- TASK BRIEF -
Pick out the lines containing "this".

====== SUPPLIED RECORDS ======

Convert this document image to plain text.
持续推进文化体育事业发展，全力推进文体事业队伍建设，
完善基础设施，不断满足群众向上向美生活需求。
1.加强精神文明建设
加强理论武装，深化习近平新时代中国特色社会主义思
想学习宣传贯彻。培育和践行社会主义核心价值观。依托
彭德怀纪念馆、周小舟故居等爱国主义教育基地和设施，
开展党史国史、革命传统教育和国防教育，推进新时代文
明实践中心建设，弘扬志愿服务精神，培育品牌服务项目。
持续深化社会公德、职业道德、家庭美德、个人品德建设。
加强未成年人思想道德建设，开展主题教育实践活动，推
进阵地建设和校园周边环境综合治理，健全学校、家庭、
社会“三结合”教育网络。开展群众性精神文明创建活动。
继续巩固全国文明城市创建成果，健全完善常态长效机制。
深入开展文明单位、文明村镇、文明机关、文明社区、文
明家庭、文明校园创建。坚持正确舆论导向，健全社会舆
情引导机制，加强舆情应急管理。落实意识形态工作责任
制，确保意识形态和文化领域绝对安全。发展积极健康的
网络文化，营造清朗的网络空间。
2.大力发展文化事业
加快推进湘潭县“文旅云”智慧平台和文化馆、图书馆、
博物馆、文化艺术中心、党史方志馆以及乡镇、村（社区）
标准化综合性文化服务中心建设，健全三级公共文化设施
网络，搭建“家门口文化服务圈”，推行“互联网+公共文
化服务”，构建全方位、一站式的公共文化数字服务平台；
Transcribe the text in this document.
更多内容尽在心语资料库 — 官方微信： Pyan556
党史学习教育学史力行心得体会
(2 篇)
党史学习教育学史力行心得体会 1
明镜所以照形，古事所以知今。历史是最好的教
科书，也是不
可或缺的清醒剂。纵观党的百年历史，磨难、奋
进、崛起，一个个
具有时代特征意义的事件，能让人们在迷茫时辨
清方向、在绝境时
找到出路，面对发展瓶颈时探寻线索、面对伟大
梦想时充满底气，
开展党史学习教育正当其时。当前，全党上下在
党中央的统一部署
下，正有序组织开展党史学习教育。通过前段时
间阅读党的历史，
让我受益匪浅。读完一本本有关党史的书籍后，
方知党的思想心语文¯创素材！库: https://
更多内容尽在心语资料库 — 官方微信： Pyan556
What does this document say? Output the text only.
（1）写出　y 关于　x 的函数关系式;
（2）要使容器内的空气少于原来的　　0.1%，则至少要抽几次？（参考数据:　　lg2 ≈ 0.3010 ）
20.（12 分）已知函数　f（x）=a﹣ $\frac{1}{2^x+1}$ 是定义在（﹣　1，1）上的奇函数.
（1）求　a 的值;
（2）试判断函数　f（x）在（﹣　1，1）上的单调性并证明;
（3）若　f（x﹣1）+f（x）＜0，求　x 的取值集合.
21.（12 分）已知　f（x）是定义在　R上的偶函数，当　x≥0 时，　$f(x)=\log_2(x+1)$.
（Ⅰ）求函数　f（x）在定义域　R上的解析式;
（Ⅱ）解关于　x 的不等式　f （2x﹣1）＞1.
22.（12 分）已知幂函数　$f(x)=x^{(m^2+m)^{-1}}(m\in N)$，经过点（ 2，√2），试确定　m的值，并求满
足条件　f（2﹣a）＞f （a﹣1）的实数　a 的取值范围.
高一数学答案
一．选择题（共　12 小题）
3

======

- WRITTEN SOLUTION -
Convert this document image to plain text.
Transcribe the text in this document.
What does this document say? Output the text only.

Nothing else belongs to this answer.